> **What you need to do**
Output the records exactly. Include every line.

-- Start --

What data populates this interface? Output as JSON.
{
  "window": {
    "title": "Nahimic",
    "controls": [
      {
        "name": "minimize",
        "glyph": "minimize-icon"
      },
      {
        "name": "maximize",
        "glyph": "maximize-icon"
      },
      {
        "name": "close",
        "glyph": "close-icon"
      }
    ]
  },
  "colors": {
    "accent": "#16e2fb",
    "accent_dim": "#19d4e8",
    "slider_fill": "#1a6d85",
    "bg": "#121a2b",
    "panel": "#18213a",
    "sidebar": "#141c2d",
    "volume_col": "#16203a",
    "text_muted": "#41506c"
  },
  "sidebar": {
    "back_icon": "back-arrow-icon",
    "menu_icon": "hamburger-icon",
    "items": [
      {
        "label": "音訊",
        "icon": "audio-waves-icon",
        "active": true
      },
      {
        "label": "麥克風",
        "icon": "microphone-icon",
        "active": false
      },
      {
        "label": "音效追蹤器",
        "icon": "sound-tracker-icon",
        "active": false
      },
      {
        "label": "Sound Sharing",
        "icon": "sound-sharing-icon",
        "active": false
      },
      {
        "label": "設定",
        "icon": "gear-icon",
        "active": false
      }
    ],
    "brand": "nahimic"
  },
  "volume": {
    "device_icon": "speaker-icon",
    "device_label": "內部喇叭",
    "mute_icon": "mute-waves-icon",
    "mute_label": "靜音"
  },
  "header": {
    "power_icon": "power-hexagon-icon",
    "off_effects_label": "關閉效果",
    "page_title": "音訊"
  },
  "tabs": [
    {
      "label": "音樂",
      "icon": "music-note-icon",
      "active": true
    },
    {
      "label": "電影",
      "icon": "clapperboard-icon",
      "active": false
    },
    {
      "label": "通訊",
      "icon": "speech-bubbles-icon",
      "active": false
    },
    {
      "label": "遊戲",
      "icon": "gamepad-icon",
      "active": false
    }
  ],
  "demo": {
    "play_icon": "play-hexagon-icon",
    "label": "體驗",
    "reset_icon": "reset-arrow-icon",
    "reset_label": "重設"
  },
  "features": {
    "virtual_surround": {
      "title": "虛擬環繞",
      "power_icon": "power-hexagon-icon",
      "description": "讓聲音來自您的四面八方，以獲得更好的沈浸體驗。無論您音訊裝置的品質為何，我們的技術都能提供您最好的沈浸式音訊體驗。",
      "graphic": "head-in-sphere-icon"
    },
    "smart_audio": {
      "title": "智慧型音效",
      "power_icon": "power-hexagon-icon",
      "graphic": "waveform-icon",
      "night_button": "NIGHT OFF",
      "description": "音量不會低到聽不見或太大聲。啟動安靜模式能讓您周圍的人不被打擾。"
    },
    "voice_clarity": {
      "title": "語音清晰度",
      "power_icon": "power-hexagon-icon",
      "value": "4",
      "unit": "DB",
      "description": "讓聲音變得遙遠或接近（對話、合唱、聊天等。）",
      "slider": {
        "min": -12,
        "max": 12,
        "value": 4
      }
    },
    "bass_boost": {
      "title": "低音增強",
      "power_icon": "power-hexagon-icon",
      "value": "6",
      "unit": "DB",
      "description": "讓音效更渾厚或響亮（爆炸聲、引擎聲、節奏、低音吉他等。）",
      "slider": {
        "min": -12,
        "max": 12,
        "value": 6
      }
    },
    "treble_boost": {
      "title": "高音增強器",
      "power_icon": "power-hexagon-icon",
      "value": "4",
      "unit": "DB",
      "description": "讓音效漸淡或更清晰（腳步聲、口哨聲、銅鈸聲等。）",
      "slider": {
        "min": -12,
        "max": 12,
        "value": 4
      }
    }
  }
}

-- End --

> **Response below**
What data populates this interface? Output as JSON.
{
  "window": {
    "title": "Nahimic",
    "controls": [
      {
        "name": "minimize",
        "glyph": "minimize-icon"
      },
      {
        "name": "maximize",
        "glyph": "maximize-icon"
      },
      {
        "name": "close",
        "glyph": "close-icon"
      }
    ]
  },
  "colors": {
    "accent": "#16e2fb",
    "accent_dim": "#19d4e8",
    "slider_fill": "#1a6d85",
    "bg": "#121a2b",
    "panel": "#18213a",
    "sidebar": "#141c2d",
    "volume_col": "#16203a",
    "text_muted": "#41506c"
  },
  "sidebar": {
    "back_icon": "back-arrow-icon",
    "menu_icon": "hamburger-icon",
    "items": [
      {
        "label": "音訊",
        "icon": "audio-waves-icon",
        "active": true
      },
      {
        "label": "麥克風",
        "icon": "microphone-icon",
        "active": false
      },
      {
        "label": "音效追蹤器",
        "icon": "sound-tracker-icon",
        "active": false
      },
      {
        "label": "Sound Sharing",
        "icon": "sound-sharing-icon",
        "active": false
      },
      {
        "label": "設定",
        "icon": "gear-icon",
        "active": false
      }
    ],
    "brand": "nahimic"
  },
  "volume": {
    "device_icon": "speaker-icon",
    "device_label": "內部喇叭",
    "mute_icon": "mute-waves-icon",
    "mute_label": "靜音"
  },
  "header": {
    "power_icon": "power-hexagon-icon",
    "off_effects_label": "關閉效果",
    "page_title": "音訊"
  },
  "tabs": [
    {
      "label": "音樂",
      "icon": "music-note-icon",
      "active": true
    },
    {
      "label": "電影",
      "icon": "clapperboard-icon",
      "active": false
    },
    {
      "label": "通訊",
      "icon": "speech-bubbles-icon",
      "active": false
    },
    {
      "label": "遊戲",
      "icon": "gamepad-icon",
      "active": false
    }
  ],
  "demo": {
    "play_icon": "play-hexagon-icon",
    "label": "體驗",
    "reset_icon": "reset-arrow-icon",
    "reset_label": "重設"
  },
  "features": {
    "virtual_surround": {
      "title": "虛擬環繞",
      "power_icon": "power-hexagon-icon",
      "description": "讓聲音來自您的四面八方，以獲得更好的沈浸體驗。無論您音訊裝置的品質為何，我們的技術都能提供您最好的沈浸式音訊體驗。",
      "graphic": "head-in-sphere-icon"
    },
    "smart_audio": {
      "title": "智慧型音效",
      "power_icon": "power-hexagon-icon",
      "graphic": "waveform-icon",
      "night_button": "NIGHT OFF",
      "description": "音量不會低到聽不見或太大聲。啟動安靜模式能讓您周圍的人不被打擾。"
    },
    "voice_clarity": {
      "title": "語音清晰度",
      "power_icon": "power-hexagon-icon",
      "value": "4",
      "unit": "DB",
      "description": "讓聲音變得遙遠或接近（對話、合唱、聊天等。）",
      "slider": {
        "min": -12,
        "max": 12,
        "value": 4
      }
    },
    "bass_boost": {
      "title": "低音增強",
      "power_icon": "power-hexagon-icon",
      "value": "6",
      "unit": "DB",
      "description": "讓音效更渾厚或響亮（爆炸聲、引擎聲、節奏、低音吉他等。）",
      "slider": {
        "min": -12,
        "max": 12,
        "value": 6
      }
    },
    "treble_boost": {
      "title": "高音增強器",
      "power_icon": "power-hexagon-icon",
      "value": "4",
      "unit": "DB",
      "description": "讓音效漸淡或更清晰（腳步聲、口哨聲、銅鈸聲等。）",
      "slider": {
        "min": -12,
        "max": 12,
        "value": 4
      }
    }
  }
}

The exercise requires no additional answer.